→ **PROBLEM STATEMENT**
Quote the whole listing word for word. Do not include the pictures.

→ **THE INPUT**

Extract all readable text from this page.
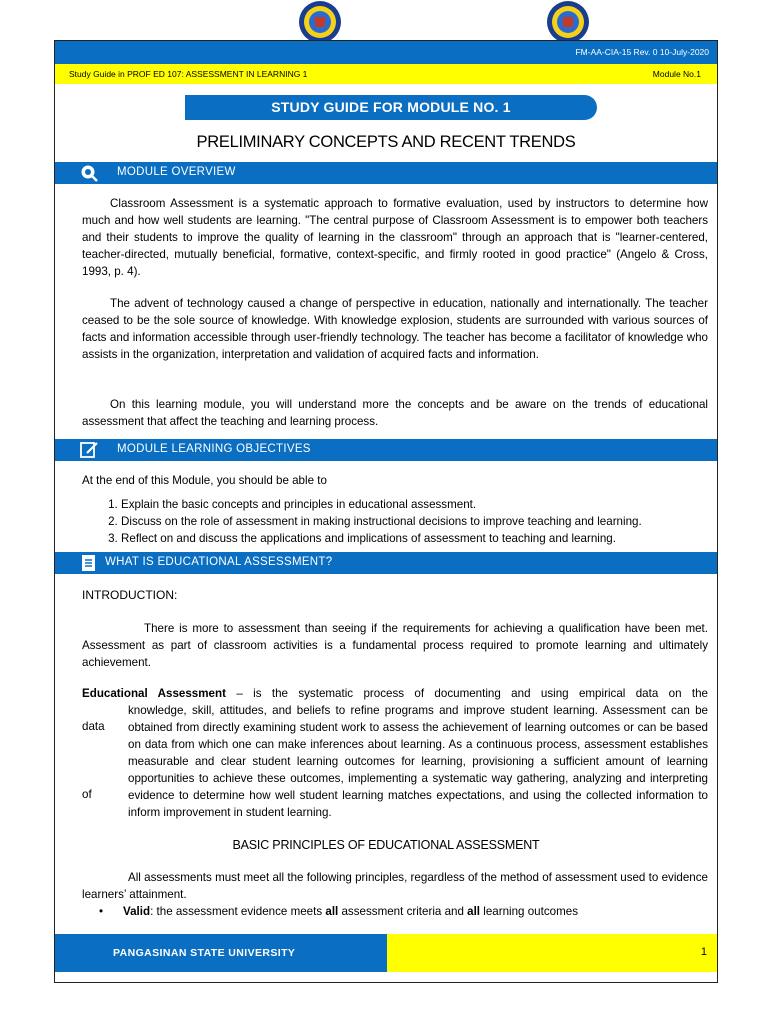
FM-AA-CIA-15 Rev. 0 10-July-2020
Study Guide in PROF ED 107: ASSESSMENT IN LEARNING 1	Module No.1
STUDY GUIDE FOR MODULE NO. 1
PRELIMINARY CONCEPTS AND RECENT TRENDS
MODULE OVERVIEW

Classroom Assessment is a systematic approach to formative evaluation, used by instructors to determine how much and how well students are learning. "The central purpose of Classroom Assessment is to empower both teachers and their students to improve the quality of learning in the classroom" through an approach that is "learner-centered, teacher-directed, mutually beneficial, formative, context-specific, and firmly rooted in good practice" (Angelo & Cross, 1993, p. 4).

The advent of technology caused a change of perspective in education, nationally and internationally. The teacher ceased to be the sole source of knowledge. With knowledge explosion, students are surrounded with various sources of facts and information accessible through user-friendly technology. The teacher has become a facilitator of knowledge who assists in the organization, interpretation and validation of acquired facts and information.

On this learning module, you will understand more the concepts and be aware on the trends of educational assessment that affect the teaching and learning process.

MODULE LEARNING OBJECTIVES

At the end of this Module, you should be able to

1. Explain the basic concepts and principles in educational assessment.
2. Discuss on the role of assessment in making instructional decisions to improve teaching and learning.
3. Reflect on and discuss the applications and implications of assessment to teaching and learning.
WHAT IS EDUCATIONAL ASSESSMENT?

INTRODUCTION:

There is more to assessment than seeing if the requirements for achieving a qualification have been met. Assessment as part of classroom activities is a fundamental process required to promote learning and ultimately achievement.

Educational Assessment – is the systematic process of documenting and using empirical data on the
knowledge, skill, attitudes, and beliefs to refine programs and improve student learning. Assessment can be obtained from directly examining student work to assess the achievement of learning outcomes or can be based on data from which one can make inferences about learning. As a continuous process, assessment establishes measurable and clear student learning outcomes for learning, provisioning a sufficient amount of learning opportunities to achieve these outcomes, implementing a systematic way gathering, analyzing and interpreting evidence to determine how well student learning matches expectations, and using the collected information to inform improvement in student learning.
data
of
BASIC PRINCIPLES OF EDUCATIONAL ASSESSMENT

All assessments must meet all the following principles, regardless of the method of assessment used to evidence learners’ attainment.

• Valid: the assessment evidence meets all assessment criteria and all learning outcomes
PANGASINAN STATE UNIVERSITY	1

→ **RESULT BELOW**
Extract all readable text from this page.
FM-AA-CIA-15 Rev. 0 10-July-2020
Study Guide in PROF ED 107: ASSESSMENT IN LEARNING 1	Module No.1
STUDY GUIDE FOR MODULE NO. 1
PRELIMINARY CONCEPTS AND RECENT TRENDS
MODULE OVERVIEW

Classroom Assessment is a systematic approach to formative evaluation, used by instructors to determine how much and how well students are learning. "The central purpose of Classroom Assessment is to empower both teachers and their students to improve the quality of learning in the classroom" through an approach that is "learner-centered, teacher-directed, mutually beneficial, formative, context-specific, and firmly rooted in good practice" (Angelo & Cross, 1993, p. 4).

The advent of technology caused a change of perspective in education, nationally and internationally. The teacher ceased to be the sole source of knowledge. With knowledge explosion, students are surrounded with various sources of facts and information accessible through user-friendly technology. The teacher has become a facilitator of knowledge who assists in the organization, interpretation and validation of acquired facts and information.

On this learning module, you will understand more the concepts and be aware on the trends of educational assessment that affect the teaching and learning process.

MODULE LEARNING OBJECTIVES

At the end of this Module, you should be able to

1. Explain the basic concepts and principles in educational assessment.
2. Discuss on the role of assessment in making instructional decisions to improve teaching and learning.
3. Reflect on and discuss the applications and implications of assessment to teaching and learning.
WHAT IS EDUCATIONAL ASSESSMENT?

INTRODUCTION:

There is more to assessment than seeing if the requirements for achieving a qualification have been met. Assessment as part of classroom activities is a fundamental process required to promote learning and ultimately achievement.

Educational Assessment – is the systematic process of documenting and using empirical data on the
knowledge, skill, attitudes, and beliefs to refine programs and improve student learning. Assessment can be obtained from directly examining student work to assess the achievement of learning outcomes or can be based on data from which one can make inferences about learning. As a continuous process, assessment establishes measurable and clear student learning outcomes for learning, provisioning a sufficient amount of learning opportunities to achieve these outcomes, implementing a systematic way gathering, analyzing and interpreting evidence to determine how well student learning matches expectations, and using the collected information to inform improvement in student learning.
data
of
BASIC PRINCIPLES OF EDUCATIONAL ASSESSMENT

All assessments must meet all the following principles, regardless of the method of assessment used to evidence learners’ attainment.

• Valid: the assessment evidence meets all assessment criteria and all learning outcomes
PANGASINAN STATE UNIVERSITY	1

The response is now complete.